[Start Data in this exercise]
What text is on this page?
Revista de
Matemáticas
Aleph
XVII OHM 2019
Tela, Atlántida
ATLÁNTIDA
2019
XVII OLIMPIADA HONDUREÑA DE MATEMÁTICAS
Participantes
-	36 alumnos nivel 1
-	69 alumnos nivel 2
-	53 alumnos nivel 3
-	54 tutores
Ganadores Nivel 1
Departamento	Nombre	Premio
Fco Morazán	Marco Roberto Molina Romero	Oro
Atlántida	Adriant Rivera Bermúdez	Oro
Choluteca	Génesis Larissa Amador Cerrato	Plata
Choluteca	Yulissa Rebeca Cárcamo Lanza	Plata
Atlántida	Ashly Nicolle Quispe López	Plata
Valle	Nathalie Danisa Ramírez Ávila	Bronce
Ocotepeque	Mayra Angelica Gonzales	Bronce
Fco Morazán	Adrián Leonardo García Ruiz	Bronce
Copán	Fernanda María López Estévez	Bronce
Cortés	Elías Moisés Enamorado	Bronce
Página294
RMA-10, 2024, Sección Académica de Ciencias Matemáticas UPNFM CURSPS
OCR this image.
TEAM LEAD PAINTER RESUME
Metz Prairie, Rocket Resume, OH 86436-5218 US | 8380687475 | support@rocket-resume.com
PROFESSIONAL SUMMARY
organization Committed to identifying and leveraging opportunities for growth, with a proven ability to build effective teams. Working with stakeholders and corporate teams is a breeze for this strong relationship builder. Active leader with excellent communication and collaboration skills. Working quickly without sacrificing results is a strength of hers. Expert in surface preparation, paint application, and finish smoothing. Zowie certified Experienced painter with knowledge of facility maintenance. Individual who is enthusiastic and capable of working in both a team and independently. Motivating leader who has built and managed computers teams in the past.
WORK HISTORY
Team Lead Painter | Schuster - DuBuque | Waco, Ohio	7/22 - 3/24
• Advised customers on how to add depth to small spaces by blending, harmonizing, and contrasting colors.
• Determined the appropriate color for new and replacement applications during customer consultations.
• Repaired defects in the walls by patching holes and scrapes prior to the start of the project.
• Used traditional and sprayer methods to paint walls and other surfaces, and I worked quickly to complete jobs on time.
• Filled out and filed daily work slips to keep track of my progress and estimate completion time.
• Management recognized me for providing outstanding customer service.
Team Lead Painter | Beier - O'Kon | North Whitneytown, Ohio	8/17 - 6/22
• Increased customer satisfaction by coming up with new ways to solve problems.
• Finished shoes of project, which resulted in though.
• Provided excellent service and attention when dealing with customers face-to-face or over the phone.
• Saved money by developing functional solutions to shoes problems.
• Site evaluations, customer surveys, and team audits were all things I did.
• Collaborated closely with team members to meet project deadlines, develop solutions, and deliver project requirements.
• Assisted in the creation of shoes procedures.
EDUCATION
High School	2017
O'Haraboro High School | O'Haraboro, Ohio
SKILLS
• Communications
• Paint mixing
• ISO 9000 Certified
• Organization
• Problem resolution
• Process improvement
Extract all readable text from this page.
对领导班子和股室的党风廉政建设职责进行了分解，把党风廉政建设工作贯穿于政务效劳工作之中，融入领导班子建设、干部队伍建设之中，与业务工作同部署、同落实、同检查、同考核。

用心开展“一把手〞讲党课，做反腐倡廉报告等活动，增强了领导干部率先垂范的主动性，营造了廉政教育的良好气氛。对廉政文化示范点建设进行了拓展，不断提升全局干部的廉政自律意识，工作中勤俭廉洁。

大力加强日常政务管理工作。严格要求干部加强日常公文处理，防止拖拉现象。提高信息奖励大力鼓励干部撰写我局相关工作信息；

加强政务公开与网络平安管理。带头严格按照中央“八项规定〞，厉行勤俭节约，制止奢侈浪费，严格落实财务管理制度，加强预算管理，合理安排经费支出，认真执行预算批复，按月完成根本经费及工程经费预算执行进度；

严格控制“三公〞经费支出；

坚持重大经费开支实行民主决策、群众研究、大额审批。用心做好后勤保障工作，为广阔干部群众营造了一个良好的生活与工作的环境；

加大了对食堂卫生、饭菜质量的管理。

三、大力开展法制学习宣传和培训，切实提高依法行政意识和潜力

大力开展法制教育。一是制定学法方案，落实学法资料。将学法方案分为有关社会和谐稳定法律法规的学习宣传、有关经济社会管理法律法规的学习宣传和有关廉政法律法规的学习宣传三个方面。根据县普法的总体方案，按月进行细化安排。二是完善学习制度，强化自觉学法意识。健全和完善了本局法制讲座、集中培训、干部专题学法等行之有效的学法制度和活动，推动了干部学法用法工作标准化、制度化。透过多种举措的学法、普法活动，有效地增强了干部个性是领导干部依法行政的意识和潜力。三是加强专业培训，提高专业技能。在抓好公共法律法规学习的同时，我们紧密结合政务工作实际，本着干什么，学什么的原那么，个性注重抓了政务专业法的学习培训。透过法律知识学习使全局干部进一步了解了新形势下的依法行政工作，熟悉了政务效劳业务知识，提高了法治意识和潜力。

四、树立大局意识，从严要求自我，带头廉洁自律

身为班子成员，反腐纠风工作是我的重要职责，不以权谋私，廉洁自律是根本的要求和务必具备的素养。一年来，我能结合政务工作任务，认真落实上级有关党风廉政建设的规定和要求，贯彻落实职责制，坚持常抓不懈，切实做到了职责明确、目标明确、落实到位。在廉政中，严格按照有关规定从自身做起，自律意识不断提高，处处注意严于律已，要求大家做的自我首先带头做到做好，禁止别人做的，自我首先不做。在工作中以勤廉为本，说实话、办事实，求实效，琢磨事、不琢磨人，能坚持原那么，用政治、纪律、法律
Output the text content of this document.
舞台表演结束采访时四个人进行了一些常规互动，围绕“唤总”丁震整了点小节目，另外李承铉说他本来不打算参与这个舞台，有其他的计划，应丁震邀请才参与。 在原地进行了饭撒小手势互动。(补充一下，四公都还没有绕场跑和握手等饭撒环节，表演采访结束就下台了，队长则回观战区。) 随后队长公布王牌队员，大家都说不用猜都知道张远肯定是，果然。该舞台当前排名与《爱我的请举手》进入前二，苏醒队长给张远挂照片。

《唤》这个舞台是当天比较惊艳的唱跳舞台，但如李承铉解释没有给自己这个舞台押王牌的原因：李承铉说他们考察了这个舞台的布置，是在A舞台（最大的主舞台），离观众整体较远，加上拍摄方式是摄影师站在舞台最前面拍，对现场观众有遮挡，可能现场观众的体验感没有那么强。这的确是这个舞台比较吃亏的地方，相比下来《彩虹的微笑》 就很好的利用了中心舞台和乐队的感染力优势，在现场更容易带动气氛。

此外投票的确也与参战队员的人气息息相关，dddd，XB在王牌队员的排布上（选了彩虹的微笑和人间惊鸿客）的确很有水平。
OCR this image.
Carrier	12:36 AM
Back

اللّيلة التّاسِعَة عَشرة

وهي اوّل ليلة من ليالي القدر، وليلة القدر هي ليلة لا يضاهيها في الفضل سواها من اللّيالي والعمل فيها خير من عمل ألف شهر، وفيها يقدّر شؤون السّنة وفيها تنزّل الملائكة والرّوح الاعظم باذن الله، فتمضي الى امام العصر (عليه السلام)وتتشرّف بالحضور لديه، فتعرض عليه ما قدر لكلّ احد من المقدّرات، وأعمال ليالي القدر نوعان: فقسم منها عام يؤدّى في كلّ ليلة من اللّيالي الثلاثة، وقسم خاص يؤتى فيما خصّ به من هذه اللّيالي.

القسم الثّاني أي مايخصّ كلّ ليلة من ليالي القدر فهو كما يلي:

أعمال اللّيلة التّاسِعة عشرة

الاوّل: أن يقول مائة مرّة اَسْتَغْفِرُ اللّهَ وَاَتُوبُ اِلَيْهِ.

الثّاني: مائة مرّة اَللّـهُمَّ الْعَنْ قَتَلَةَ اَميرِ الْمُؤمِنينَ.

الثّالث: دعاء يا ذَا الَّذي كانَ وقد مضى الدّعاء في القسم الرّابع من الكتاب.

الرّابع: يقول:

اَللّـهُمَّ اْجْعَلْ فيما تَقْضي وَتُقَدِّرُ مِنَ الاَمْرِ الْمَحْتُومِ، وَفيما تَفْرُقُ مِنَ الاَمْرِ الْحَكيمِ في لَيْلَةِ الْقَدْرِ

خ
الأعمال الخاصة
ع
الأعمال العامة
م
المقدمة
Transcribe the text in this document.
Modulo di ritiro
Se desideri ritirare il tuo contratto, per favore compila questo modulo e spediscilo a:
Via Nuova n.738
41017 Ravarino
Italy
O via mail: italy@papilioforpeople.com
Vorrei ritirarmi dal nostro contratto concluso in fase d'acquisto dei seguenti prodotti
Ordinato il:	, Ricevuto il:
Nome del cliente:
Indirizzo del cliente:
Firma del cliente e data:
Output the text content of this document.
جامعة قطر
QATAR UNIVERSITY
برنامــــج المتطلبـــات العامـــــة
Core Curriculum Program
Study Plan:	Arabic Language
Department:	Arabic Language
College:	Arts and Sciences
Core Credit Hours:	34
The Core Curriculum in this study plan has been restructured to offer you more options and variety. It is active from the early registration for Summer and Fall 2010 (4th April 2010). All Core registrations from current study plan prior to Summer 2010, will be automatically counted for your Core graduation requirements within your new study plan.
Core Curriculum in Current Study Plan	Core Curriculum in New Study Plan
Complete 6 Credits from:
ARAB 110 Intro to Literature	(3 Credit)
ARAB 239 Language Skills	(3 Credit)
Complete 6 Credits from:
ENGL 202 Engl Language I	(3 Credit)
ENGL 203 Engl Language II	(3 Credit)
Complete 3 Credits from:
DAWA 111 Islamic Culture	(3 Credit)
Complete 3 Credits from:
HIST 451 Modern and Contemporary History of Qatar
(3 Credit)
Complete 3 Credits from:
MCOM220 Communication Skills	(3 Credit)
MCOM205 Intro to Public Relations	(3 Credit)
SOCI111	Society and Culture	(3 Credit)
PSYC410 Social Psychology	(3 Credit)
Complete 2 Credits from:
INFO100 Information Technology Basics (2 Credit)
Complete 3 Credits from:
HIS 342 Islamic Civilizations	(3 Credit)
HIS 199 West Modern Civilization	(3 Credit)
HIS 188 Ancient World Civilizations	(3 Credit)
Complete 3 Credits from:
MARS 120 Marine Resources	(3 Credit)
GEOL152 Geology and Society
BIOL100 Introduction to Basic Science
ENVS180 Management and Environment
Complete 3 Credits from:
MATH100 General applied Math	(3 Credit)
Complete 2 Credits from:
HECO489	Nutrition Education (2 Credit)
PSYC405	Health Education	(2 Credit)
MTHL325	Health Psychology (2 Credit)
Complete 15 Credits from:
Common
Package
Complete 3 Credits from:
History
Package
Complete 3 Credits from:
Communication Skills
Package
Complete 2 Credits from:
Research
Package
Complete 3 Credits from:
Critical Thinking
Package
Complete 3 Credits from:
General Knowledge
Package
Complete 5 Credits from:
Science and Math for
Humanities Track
[End Data in this exercise]
• Given task: Your answer should be a single number: the count of lines in the material above that contain "Health".

• Answer to this task: 2